• _OBJECTIVE_: Retype the listing that follows, word for word.

------------------------------------------------------------

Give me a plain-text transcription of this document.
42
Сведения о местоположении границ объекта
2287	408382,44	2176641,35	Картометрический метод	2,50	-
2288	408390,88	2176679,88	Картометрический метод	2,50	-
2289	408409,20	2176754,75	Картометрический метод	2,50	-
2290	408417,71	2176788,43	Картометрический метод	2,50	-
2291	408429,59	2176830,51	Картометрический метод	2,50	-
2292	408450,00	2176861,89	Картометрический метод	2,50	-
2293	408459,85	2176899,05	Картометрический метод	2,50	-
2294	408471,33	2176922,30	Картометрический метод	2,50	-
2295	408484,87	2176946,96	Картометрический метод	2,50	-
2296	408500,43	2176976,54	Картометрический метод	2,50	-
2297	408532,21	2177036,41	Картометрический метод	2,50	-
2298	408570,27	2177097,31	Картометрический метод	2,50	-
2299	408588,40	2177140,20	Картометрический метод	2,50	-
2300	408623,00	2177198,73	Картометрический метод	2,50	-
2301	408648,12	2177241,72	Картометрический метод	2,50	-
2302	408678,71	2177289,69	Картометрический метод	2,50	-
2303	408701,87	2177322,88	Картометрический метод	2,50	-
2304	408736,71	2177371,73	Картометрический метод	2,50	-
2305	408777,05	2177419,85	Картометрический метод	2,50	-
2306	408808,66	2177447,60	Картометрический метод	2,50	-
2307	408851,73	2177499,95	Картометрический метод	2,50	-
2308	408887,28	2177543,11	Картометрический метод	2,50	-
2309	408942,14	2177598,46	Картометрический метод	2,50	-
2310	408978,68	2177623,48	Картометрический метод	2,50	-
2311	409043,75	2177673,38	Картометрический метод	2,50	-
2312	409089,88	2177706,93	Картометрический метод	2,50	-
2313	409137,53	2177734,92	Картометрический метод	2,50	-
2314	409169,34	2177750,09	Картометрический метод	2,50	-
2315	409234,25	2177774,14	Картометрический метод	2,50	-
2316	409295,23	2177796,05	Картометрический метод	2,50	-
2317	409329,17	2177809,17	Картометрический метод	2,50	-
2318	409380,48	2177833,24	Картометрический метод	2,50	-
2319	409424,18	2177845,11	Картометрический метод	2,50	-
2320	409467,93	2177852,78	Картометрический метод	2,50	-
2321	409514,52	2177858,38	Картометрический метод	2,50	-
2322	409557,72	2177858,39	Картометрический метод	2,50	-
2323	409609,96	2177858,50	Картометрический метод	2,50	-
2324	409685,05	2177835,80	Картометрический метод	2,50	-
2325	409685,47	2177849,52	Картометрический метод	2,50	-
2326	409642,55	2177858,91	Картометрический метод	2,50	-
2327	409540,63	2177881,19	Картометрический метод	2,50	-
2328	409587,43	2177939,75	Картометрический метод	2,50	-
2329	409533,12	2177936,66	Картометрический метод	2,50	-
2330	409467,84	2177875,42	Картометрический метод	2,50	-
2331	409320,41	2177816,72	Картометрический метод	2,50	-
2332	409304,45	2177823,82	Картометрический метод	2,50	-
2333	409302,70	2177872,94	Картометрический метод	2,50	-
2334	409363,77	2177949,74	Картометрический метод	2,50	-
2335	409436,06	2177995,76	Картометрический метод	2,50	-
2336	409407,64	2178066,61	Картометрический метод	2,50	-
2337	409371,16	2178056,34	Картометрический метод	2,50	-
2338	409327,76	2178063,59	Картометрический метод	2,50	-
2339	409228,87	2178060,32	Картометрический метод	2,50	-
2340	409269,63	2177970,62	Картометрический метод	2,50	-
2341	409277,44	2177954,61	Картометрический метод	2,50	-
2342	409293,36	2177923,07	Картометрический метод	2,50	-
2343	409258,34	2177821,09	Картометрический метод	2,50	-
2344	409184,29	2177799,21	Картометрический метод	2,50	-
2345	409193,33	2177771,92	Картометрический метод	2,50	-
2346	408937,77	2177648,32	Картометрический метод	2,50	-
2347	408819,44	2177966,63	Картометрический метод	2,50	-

------------------------------------------------------------

• _RESPONSE_:
Give me a plain-text transcription of this document.
42
Сведения о местоположении границ объекта
2287	408382,44	2176641,35	Картометрический метод	2,50	-
2288	408390,88	2176679,88	Картометрический метод	2,50	-
2289	408409,20	2176754,75	Картометрический метод	2,50	-
2290	408417,71	2176788,43	Картометрический метод	2,50	-
2291	408429,59	2176830,51	Картометрический метод	2,50	-
2292	408450,00	2176861,89	Картометрический метод	2,50	-
2293	408459,85	2176899,05	Картометрический метод	2,50	-
2294	408471,33	2176922,30	Картометрический метод	2,50	-
2295	408484,87	2176946,96	Картометрический метод	2,50	-
2296	408500,43	2176976,54	Картометрический метод	2,50	-
2297	408532,21	2177036,41	Картометрический метод	2,50	-
2298	408570,27	2177097,31	Картометрический метод	2,50	-
2299	408588,40	2177140,20	Картометрический метод	2,50	-
2300	408623,00	2177198,73	Картометрический метод	2,50	-
2301	408648,12	2177241,72	Картометрический метод	2,50	-
2302	408678,71	2177289,69	Картометрический метод	2,50	-
2303	408701,87	2177322,88	Картометрический метод	2,50	-
2304	408736,71	2177371,73	Картометрический метод	2,50	-
2305	408777,05	2177419,85	Картометрический метод	2,50	-
2306	408808,66	2177447,60	Картометрический метод	2,50	-
2307	408851,73	2177499,95	Картометрический метод	2,50	-
2308	408887,28	2177543,11	Картометрический метод	2,50	-
2309	408942,14	2177598,46	Картометрический метод	2,50	-
2310	408978,68	2177623,48	Картометрический метод	2,50	-
2311	409043,75	2177673,38	Картометрический метод	2,50	-
2312	409089,88	2177706,93	Картометрический метод	2,50	-
2313	409137,53	2177734,92	Картометрический метод	2,50	-
2314	409169,34	2177750,09	Картометрический метод	2,50	-
2315	409234,25	2177774,14	Картометрический метод	2,50	-
2316	409295,23	2177796,05	Картометрический метод	2,50	-
2317	409329,17	2177809,17	Картометрический метод	2,50	-
2318	409380,48	2177833,24	Картометрический метод	2,50	-
2319	409424,18	2177845,11	Картометрический метод	2,50	-
2320	409467,93	2177852,78	Картометрический метод	2,50	-
2321	409514,52	2177858,38	Картометрический метод	2,50	-
2322	409557,72	2177858,39	Картометрический метод	2,50	-
2323	409609,96	2177858,50	Картометрический метод	2,50	-
2324	409685,05	2177835,80	Картометрический метод	2,50	-
2325	409685,47	2177849,52	Картометрический метод	2,50	-
2326	409642,55	2177858,91	Картометрический метод	2,50	-
2327	409540,63	2177881,19	Картометрический метод	2,50	-
2328	409587,43	2177939,75	Картометрический метод	2,50	-
2329	409533,12	2177936,66	Картометрический метод	2,50	-
2330	409467,84	2177875,42	Картометрический метод	2,50	-
2331	409320,41	2177816,72	Картометрический метод	2,50	-
2332	409304,45	2177823,82	Картометрический метод	2,50	-
2333	409302,70	2177872,94	Картометрический метод	2,50	-
2334	409363,77	2177949,74	Картометрический метод	2,50	-
2335	409436,06	2177995,76	Картометрический метод	2,50	-
2336	409407,64	2178066,61	Картометрический метод	2,50	-
2337	409371,16	2178056,34	Картометрический метод	2,50	-
2338	409327,76	2178063,59	Картометрический метод	2,50	-
2339	409228,87	2178060,32	Картометрический метод	2,50	-
2340	409269,63	2177970,62	Картометрический метод	2,50	-
2341	409277,44	2177954,61	Картометрический метод	2,50	-
2342	409293,36	2177923,07	Картометрический метод	2,50	-
2343	409258,34	2177821,09	Картометрический метод	2,50	-
2344	409184,29	2177799,21	Картометрический метод	2,50	-
2345	409193,33	2177771,92	Картометрический метод	2,50	-
2346	408937,77	2177648,32	Картометрический метод	2,50	-
2347	408819,44	2177966,63	Картометрический метод	2,50	-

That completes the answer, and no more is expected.